> DATA IN THIS EXERCISE:
####################
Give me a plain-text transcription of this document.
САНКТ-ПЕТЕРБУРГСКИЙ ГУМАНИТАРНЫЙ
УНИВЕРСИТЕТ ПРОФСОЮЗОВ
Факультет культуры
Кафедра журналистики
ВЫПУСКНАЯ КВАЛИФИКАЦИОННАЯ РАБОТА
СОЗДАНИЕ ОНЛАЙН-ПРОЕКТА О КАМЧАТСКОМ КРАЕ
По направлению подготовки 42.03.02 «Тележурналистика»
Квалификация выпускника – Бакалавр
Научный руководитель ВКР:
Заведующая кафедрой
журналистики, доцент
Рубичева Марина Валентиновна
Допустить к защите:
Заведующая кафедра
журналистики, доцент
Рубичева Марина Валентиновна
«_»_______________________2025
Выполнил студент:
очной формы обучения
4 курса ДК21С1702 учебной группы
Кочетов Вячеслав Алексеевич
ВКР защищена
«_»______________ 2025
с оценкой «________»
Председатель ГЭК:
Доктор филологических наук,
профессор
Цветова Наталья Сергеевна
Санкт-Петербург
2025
####################
> CHALLENGE: Print the material once more, exactly.

> THE SOLUTION:
Give me a plain-text transcription of this document.
САНКТ-ПЕТЕРБУРГСКИЙ ГУМАНИТАРНЫЙ
УНИВЕРСИТЕТ ПРОФСОЮЗОВ
Факультет культуры
Кафедра журналистики
ВЫПУСКНАЯ КВАЛИФИКАЦИОННАЯ РАБОТА
СОЗДАНИЕ ОНЛАЙН-ПРОЕКТА О КАМЧАТСКОМ КРАЕ
По направлению подготовки 42.03.02 «Тележурналистика»
Квалификация выпускника – Бакалавр
Научный руководитель ВКР:
Заведующая кафедрой
журналистики, доцент
Рубичева Марина Валентиновна
Допустить к защите:
Заведующая кафедра
журналистики, доцент
Рубичева Марина Валентиновна
«_»_______________________2025
Выполнил студент:
очной формы обучения
4 курса ДК21С1702 учебной группы
Кочетов Вячеслав Алексеевич
ВКР защищена
«_»______________ 2025
с оценкой «________»
Председатель ГЭК:
Доктор филологических наук,
профессор
Цветова Наталья Сергеевна
Санкт-Петербург
2025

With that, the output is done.